[Page element annotations]
=-=-=-=-=

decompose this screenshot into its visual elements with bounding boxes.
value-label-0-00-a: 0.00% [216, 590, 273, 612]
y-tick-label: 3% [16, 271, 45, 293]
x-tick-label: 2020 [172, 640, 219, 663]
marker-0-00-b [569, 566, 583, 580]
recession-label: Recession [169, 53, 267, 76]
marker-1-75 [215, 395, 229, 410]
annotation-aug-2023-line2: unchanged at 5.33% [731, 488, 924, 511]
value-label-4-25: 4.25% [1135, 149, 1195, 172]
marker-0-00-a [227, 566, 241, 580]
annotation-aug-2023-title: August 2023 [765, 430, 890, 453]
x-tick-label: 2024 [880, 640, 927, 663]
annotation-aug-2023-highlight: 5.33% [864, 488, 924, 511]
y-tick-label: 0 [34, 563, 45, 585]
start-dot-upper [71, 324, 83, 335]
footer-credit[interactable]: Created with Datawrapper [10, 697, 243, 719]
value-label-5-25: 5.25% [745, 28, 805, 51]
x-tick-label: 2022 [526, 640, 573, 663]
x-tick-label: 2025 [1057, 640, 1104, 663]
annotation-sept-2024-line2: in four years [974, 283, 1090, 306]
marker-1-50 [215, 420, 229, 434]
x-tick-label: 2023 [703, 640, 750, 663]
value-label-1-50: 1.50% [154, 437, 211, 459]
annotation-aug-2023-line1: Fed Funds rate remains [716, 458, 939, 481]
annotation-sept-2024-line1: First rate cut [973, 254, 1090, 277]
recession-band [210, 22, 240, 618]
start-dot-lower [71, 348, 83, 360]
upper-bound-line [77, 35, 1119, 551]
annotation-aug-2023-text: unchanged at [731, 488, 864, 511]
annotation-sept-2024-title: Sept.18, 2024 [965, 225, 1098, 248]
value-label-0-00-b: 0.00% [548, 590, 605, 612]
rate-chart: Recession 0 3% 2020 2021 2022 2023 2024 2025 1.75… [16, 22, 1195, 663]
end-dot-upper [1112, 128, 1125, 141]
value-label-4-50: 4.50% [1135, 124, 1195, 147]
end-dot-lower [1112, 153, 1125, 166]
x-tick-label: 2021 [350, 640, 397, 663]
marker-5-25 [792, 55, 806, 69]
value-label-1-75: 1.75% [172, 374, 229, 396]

=-=-=-=-=

> [Given problem]: Rewrite the records above, putting "x-axis-label" wherever "x-tick-label" occurs and leaving every other line and character as it is.

> [Correct answer]:
decompose this screenshot into its visual elements with bounding boxes.
value-label-0-00-a: 0.00% [216, 590, 273, 612]
y-tick-label: 3% [16, 271, 45, 293]
x-axis-label: 2020 [172, 640, 219, 663]
marker-0-00-b [569, 566, 583, 580]
recession-label: Recession [169, 53, 267, 76]
marker-1-75 [215, 395, 229, 410]
annotation-aug-2023-line2: unchanged at 5.33% [731, 488, 924, 511]
value-label-4-25: 4.25% [1135, 149, 1195, 172]
marker-0-00-a [227, 566, 241, 580]
annotation-aug-2023-title: August 2023 [765, 430, 890, 453]
x-axis-label: 2024 [880, 640, 927, 663]
annotation-aug-2023-highlight: 5.33% [864, 488, 924, 511]
y-tick-label: 0 [34, 563, 45, 585]
start-dot-upper [71, 324, 83, 335]
footer-credit[interactable]: Created with Datawrapper [10, 697, 243, 719]
value-label-5-25: 5.25% [745, 28, 805, 51]
x-axis-label: 2022 [526, 640, 573, 663]
x-axis-label: 2025 [1057, 640, 1104, 663]
annotation-sept-2024-line2: in four years [974, 283, 1090, 306]
marker-1-50 [215, 420, 229, 434]
x-axis-label: 2023 [703, 640, 750, 663]
value-label-1-50: 1.50% [154, 437, 211, 459]
annotation-aug-2023-line1: Fed Funds rate remains [716, 458, 939, 481]
annotation-sept-2024-line1: First rate cut [973, 254, 1090, 277]
recession-band [210, 22, 240, 618]
start-dot-lower [71, 348, 83, 360]
upper-bound-line [77, 35, 1119, 551]
annotation-aug-2023-text: unchanged at [731, 488, 864, 511]
annotation-sept-2024-title: Sept.18, 2024 [965, 225, 1098, 248]
value-label-0-00-b: 0.00% [548, 590, 605, 612]
rate-chart: Recession 0 3% 2020 2021 2022 2023 2024 2025 1.75… [16, 22, 1195, 663]
end-dot-upper [1112, 128, 1125, 141]
value-label-4-50: 4.50% [1135, 124, 1195, 147]
end-dot-lower [1112, 153, 1125, 166]
x-axis-label: 2021 [350, 640, 397, 663]
marker-5-25 [792, 55, 806, 69]
value-label-1-75: 1.75% [172, 374, 229, 396]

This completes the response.